> TASK GOAL: Scan the records and identify every line in which the string "Баллиголл" occurs, then return those lines.
^^^^
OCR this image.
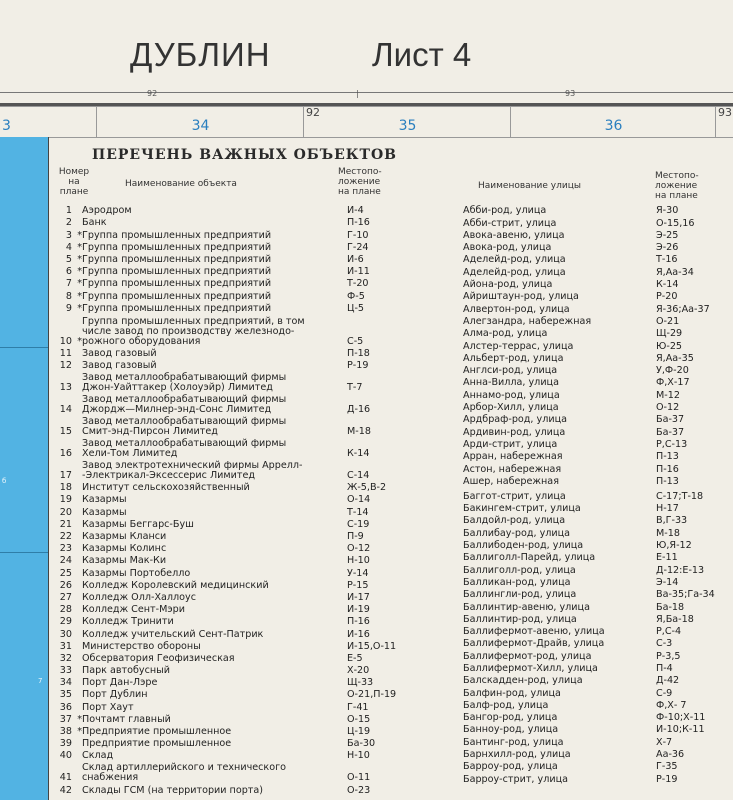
ДУБЛИН	Лист 4
92	|	93
3	34
92
35	36
93
б
7
ПЕРЕЧЕНЬ ВАЖНЫХ ОБЪЕКТОВ
Номер
на
плане
Наименование объекта
Местопо-
ложение
на плане
Наименование улицы
Местопо-
ложение
на плане
1		Аэродром	И-4
2		Банк	П-16
3	*	Группа промышленных предприятий	Г-10
4	*	Группа промышленных предприятий	Г-24
5	*	Группа промышленных предприятий	И-6
6	*	Группа промышленных предприятий	И-11
7	*	Группа промышленных предприятий	Т-20
8	*	Группа промышленных предприятий	Ф-5
9	*	Группа промышленных предприятий	Ц-5
10	*	Группа промышленных предприятий, в том
числе завод по производству железнодо-
рожного оборудования	С-5
11		Завод газовый	П-18
12		Завод газовый	Р-19
13		Завод металлообрабатывающий фирмы
Джон-Уайттакер (Холоуэйр) Лимитед	Т-7
14		Завод металлообрабатывающий фирмы
Джордж—Милнер-энд-Сонс Лимитед	Д-16
15		Завод металлообрабатывающий фирмы
Смит-энд-Пирсон Лимитед	М-18
16		Завод металлообрабатывающий фирмы
Хели-Том Лимитед	К-14
17		Завод электротехнический фирмы Аррелл-
-Электрикал-Эксессерис Лимитед	С-14
18		Институт сельскохозяйственный	Ж-5,В-2
19		Казармы	О-14
20		Казармы	Т-14
21		Казармы Беггарс-Буш	С-19
22		Казармы Кланси	П-9
23		Казармы Колинс	О-12
24		Казармы Мак-Ки	Н-10
25		Казармы Портобелло	У-14
26		Колледж Королевский медицинский	Р-15
27		Колледж Олл-Халлоус	И-17
28		Колледж Сент-Мэри	И-19
29		Колледж Тринити	П-16
30		Колледж учительский Сент-Патрик	И-16
31		Министерство обороны	И-15,О-11
32		Обсерватория Геофизическая	Е-5
33		Парк автобусный	Х-20
34		Порт Дан-Лэре	Щ-33
35		Порт Дублин	О-21,П-19
36		Порт Хаут	Г-41
37	*	Почтамт главный	О-15
38	*	Предприятие промышленное	Ц-19
39		Предприятие промышленное	Ба-30
40		Склад	Н-10
41		Склад артиллерийского и технического
снабжения	О-11
42		Склады ГСМ (на территории порта)	О-23
Абби-род, улица	Я-30
Абби-стрит, улица	О-15,16
Авока-авеню, улица	Э-25
Авока-род, улица	Э-26
Аделейд-род, улица	Т-16
Аделейд-род, улица	Я,Аа-34
Айона-род, улица	К-14
Айриштаун-род, улица	Р-20
Алвертон-род, улица	Я-36;Аа-37
Алегзандра, набережная	О-21
Алма-род, улица	Щ-29
Алстер-террас, улица	Ю-25
Альберт-род, улица	Я,Аа-35
Англси-род, улица	У,Ф-20
Анна-Вилла, улица	Ф,Х-17
Аннамо-род, улица	М-12
Арбор-Хилл, улица	О-12
Ардбраф-род, улица	Ба-37
Ардивин-род, улица	Ба-37
Арди-стрит, улица	Р,С-13
Арран, набережная	П-13
Астон, набережная	П-16
Ашер, набережная	П-13
Баггот-стрит, улица	С-17;Т-18
Бакингем-стрит, улица	Н-17
Балдойл-род, улица	В,Г-33
Баллибау-род, улица	М-18
Баллибоден-род, улица	Ю,Я-12
Баллиголл-Парейд, улица	Е-11
Баллиголл-род, улица	Д-12:Е-13
Балликан-род, улица	Э-14
Баллингли-род, улица	Ва-35;Га-34
Баллинтир-авеню, улица	Ба-18
Баллинтир-род, улица	Я,Ба-18
Баллифермот-авеню, улица	Р,С-4
Баллифермот-Драйв, улица	С-3
Баллифермот-род, улица	Р-3,5
Баллифермот-Хилл, улица	П-4
Балскадден-род, улица	Д-42
Балфин-род, улица	С-9
Балф-род, улица	Ф,Х- 7
Бангор-род, улица	Ф-10;Х-11
Банноу-род, улица	И-10;К-11
Бантинг-род, улица	Х-7
Барнхилл-род, улица	Аа-36
Барроу-род, улица	Г-35
Барроу-стрит, улица	Р-19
^^^^
> EXERCISE RESULT:
Баллиголл-Парейд, улица	Е-11
Баллиголл-род, улица	Д-12:Е-13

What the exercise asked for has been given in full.